* START Given entries *
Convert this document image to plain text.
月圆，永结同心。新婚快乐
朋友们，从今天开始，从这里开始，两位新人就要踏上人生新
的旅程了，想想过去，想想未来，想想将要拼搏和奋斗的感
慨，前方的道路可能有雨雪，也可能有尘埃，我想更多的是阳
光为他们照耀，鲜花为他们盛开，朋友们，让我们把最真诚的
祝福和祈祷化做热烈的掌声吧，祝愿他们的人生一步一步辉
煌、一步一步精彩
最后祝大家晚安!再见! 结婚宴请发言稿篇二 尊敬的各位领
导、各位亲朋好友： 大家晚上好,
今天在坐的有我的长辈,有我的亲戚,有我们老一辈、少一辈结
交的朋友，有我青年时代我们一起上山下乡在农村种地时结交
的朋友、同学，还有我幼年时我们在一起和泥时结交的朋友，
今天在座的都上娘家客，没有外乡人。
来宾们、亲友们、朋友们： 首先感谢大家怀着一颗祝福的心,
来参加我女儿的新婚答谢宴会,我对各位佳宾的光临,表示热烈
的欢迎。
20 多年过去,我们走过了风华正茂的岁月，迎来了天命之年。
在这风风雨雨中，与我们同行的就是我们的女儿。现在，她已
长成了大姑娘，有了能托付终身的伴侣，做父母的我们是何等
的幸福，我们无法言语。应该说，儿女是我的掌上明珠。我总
* END Given entries *
* START Given entries *
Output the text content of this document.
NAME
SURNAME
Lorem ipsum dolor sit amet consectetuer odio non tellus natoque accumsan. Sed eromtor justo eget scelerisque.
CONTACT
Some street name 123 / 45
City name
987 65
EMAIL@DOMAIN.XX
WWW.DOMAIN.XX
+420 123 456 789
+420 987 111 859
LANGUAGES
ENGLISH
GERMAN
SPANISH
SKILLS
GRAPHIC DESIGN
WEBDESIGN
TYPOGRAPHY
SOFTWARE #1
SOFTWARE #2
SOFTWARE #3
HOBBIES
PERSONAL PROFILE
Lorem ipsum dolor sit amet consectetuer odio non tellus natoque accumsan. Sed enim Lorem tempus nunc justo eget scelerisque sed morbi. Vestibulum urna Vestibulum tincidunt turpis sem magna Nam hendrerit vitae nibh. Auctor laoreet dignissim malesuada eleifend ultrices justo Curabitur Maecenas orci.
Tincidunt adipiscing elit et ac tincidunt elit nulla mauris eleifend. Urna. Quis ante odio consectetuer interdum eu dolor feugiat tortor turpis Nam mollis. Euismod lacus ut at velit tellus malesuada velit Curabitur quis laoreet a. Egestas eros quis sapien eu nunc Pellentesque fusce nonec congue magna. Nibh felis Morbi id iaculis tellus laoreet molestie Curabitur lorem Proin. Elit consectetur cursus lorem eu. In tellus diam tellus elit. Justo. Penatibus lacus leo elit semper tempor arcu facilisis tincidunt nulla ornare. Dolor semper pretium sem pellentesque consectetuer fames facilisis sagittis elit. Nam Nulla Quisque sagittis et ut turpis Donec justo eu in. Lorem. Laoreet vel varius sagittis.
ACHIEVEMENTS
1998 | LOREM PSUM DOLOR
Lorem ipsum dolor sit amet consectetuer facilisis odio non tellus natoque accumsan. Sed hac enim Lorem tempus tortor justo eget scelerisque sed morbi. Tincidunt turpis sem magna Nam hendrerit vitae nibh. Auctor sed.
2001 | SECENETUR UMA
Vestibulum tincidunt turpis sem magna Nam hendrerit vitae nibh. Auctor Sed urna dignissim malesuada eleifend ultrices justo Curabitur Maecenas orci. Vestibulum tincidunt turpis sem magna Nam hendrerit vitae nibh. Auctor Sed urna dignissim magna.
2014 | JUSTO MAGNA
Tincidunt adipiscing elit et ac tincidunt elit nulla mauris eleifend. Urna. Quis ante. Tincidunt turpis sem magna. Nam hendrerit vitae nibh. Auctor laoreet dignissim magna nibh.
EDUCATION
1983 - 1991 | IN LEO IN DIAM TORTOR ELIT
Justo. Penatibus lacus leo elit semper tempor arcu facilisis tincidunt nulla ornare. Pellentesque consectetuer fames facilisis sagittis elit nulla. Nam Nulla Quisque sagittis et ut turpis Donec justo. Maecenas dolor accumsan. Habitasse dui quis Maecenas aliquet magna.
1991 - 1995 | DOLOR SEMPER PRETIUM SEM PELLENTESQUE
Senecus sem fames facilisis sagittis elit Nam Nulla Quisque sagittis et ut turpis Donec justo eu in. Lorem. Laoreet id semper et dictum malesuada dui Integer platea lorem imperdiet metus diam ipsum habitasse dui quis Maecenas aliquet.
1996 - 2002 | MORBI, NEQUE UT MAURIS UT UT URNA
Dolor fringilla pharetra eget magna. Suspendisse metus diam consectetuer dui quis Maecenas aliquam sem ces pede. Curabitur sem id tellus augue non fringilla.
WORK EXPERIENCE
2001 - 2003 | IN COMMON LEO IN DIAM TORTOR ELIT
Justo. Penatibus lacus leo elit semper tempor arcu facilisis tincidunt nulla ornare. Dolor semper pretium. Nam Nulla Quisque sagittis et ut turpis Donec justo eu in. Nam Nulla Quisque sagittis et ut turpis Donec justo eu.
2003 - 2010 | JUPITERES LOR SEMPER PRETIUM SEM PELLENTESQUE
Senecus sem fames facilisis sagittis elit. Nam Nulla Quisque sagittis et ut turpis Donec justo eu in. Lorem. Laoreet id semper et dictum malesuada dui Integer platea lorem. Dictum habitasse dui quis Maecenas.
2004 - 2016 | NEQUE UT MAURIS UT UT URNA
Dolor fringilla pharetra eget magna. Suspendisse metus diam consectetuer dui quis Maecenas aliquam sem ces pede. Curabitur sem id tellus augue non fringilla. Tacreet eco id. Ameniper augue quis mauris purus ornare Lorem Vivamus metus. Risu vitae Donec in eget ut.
* END Given entries *
* START Given entries *
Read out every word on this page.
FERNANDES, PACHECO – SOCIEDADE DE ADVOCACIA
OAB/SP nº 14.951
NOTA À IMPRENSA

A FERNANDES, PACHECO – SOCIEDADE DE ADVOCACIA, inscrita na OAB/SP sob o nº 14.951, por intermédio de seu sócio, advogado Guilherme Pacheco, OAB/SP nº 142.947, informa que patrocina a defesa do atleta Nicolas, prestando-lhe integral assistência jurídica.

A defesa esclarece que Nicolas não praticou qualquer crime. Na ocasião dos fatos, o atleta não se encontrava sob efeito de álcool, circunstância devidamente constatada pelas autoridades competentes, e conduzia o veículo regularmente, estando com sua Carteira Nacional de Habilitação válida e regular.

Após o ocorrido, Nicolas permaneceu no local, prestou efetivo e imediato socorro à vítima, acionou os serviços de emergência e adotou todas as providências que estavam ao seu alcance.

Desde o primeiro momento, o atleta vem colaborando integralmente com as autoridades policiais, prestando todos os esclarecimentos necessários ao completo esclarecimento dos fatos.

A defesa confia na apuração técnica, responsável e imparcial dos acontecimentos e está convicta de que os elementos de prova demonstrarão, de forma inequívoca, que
* END Given entries *
Find each line that has the word "this", then copy it out.

Convert this document image to plain text.
Output the text content of this document.
Read out every word on this page.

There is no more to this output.